===== MATERIAL TO PROCESS =====

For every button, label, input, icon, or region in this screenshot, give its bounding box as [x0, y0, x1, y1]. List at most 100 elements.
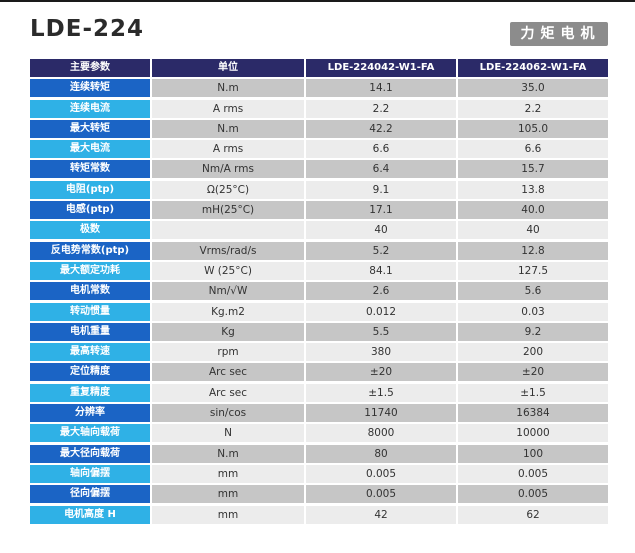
table-body: 连续转矩 N.m 14.1 35.0 连续电流 A rms 2.2 2.2 最大转矩 N.m 42.…: [30, 79, 608, 524]
table-row: 重复精度 Arc sec ±1.5 ±1.5: [30, 383, 608, 402]
model-1-value: 14.1: [306, 79, 456, 98]
param-label: 最大额定功耗: [30, 261, 150, 280]
model-1-value: ±20: [306, 363, 456, 382]
model-2-value: 5.6: [458, 282, 608, 301]
unit-cell: Ω(25°C): [152, 180, 304, 199]
model-1-value: 2.2: [306, 99, 456, 118]
table-header-row: 主要参数 单位 LDE-224042-W1-FA LDE-224062-W1-F…: [30, 59, 608, 77]
top-rule: [0, 0, 635, 2]
param-label: 最高转速: [30, 343, 150, 362]
unit-cell: Nm/A rms: [152, 160, 304, 179]
table-row: 反电势常数(ptp) Vrms/rad/s 5.2 12.8: [30, 241, 608, 260]
param-label: 定位精度: [30, 363, 150, 382]
model-2-value: 6.6: [458, 140, 608, 159]
model-2-value: 2.2: [458, 99, 608, 118]
unit-cell: N.m: [152, 79, 304, 98]
model-2-value: 13.8: [458, 180, 608, 199]
param-label: 反电势常数(ptp): [30, 241, 150, 260]
model-1-value: ±1.5: [306, 383, 456, 402]
table-row: 电机常数 Nm/√W 2.6 5.6: [30, 282, 608, 301]
param-label: 轴向偏摆: [30, 464, 150, 483]
model-2-value: 100: [458, 444, 608, 463]
param-label: 最大转矩: [30, 119, 150, 138]
model-2-value: 62: [458, 505, 608, 524]
unit-cell: Nm/√W: [152, 282, 304, 301]
param-label: 电机高度 H: [30, 505, 150, 524]
category-badge: 力矩电机: [510, 22, 608, 46]
unit-cell: rpm: [152, 343, 304, 362]
unit-cell: Vrms/rad/s: [152, 241, 304, 260]
table-row: 最高转速 rpm 380 200: [30, 343, 608, 362]
param-label: 连续转矩: [30, 79, 150, 98]
model-2-value: 15.7: [458, 160, 608, 179]
unit-cell: A rms: [152, 99, 304, 118]
model-2-value: 40: [458, 221, 608, 240]
unit-cell: W (25°C): [152, 261, 304, 280]
model-2-value: 35.0: [458, 79, 608, 98]
model-2-value: 9.2: [458, 322, 608, 341]
param-label: 重复精度: [30, 383, 150, 402]
table-row: 最大径向载荷 N.m 80 100: [30, 444, 608, 463]
model-2-value: 127.5: [458, 261, 608, 280]
column-header-param: 主要参数: [30, 59, 150, 77]
column-header-unit: 单位: [152, 59, 304, 77]
param-label: 转矩常数: [30, 160, 150, 179]
model-2-value: 0.005: [458, 464, 608, 483]
model-2-value: 10000: [458, 424, 608, 443]
param-label: 最大电流: [30, 140, 150, 159]
model-2-value: 12.8: [458, 241, 608, 260]
param-label: 转动惯量: [30, 302, 150, 321]
table-row: 电机重量 Kg 5.5 9.2: [30, 322, 608, 341]
table-row: 极数 40 40: [30, 221, 608, 240]
model-1-value: 0.005: [306, 464, 456, 483]
model-1-value: 6.4: [306, 160, 456, 179]
model-1-value: 17.1: [306, 201, 456, 220]
unit-cell: Arc sec: [152, 363, 304, 382]
unit-cell: N.m: [152, 444, 304, 463]
param-label: 电机重量: [30, 322, 150, 341]
table-row: 电感(ptp) mH(25°C) 17.1 40.0: [30, 201, 608, 220]
model-1-value: 5.5: [306, 322, 456, 341]
model-2-value: ±1.5: [458, 383, 608, 402]
param-label: 径向偏摆: [30, 485, 150, 504]
param-label: 电阻(ptp): [30, 180, 150, 199]
model-1-value: 8000: [306, 424, 456, 443]
table-row: 径向偏摆 mm 0.005 0.005: [30, 485, 608, 504]
model-2-value: 105.0: [458, 119, 608, 138]
column-header-model-1: LDE-224042-W1-FA: [306, 59, 456, 77]
spec-table: 主要参数 单位 LDE-224042-W1-FA LDE-224062-W1-F…: [30, 59, 608, 526]
unit-cell: Arc sec: [152, 383, 304, 402]
model-1-value: 42: [306, 505, 456, 524]
unit-cell: N.m: [152, 119, 304, 138]
table-row: 最大转矩 N.m 42.2 105.0: [30, 119, 608, 138]
unit-cell: Kg.m2: [152, 302, 304, 321]
model-1-value: 5.2: [306, 241, 456, 260]
model-1-value: 0.005: [306, 485, 456, 504]
unit-cell: mH(25°C): [152, 201, 304, 220]
model-1-value: 84.1: [306, 261, 456, 280]
table-row: 最大电流 A rms 6.6 6.6: [30, 140, 608, 159]
unit-cell: A rms: [152, 140, 304, 159]
unit-cell: sin/cos: [152, 404, 304, 423]
model-1-value: 0.012: [306, 302, 456, 321]
model-1-value: 80: [306, 444, 456, 463]
param-label: 分辨率: [30, 404, 150, 423]
table-row: 最大轴向载荷 N 8000 10000: [30, 424, 608, 443]
model-1-value: 2.6: [306, 282, 456, 301]
column-header-model-2: LDE-224062-W1-FA: [458, 59, 608, 77]
table-row: 转矩常数 Nm/A rms 6.4 15.7: [30, 160, 608, 179]
model-1-value: 40: [306, 221, 456, 240]
unit-cell: mm: [152, 464, 304, 483]
unit-cell: N: [152, 424, 304, 443]
param-label: 连续电流: [30, 99, 150, 118]
table-row: 电阻(ptp) Ω(25°C) 9.1 13.8: [30, 180, 608, 199]
param-label: 电感(ptp): [30, 201, 150, 220]
unit-cell: mm: [152, 505, 304, 524]
unit-cell: Kg: [152, 322, 304, 341]
table-row: 最大额定功耗 W (25°C) 84.1 127.5: [30, 261, 608, 280]
model-1-value: 11740: [306, 404, 456, 423]
table-row: 定位精度 Arc sec ±20 ±20: [30, 363, 608, 382]
table-row: 分辨率 sin/cos 11740 16384: [30, 404, 608, 423]
table-row: 轴向偏摆 mm 0.005 0.005: [30, 464, 608, 483]
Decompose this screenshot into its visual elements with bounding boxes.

=====

## GIVEN PROBLEM:
Locate each line in the data above that contains the word "screenshot", and copy those lines out in full.

## RESULT BELOW:
For every button, label, input, icon, or region in this screenshot, give its bounding box as [x0, y0, x1, y1]. List at most 100 elements.
Decompose this screenshot into its visual elements with bounding boxes.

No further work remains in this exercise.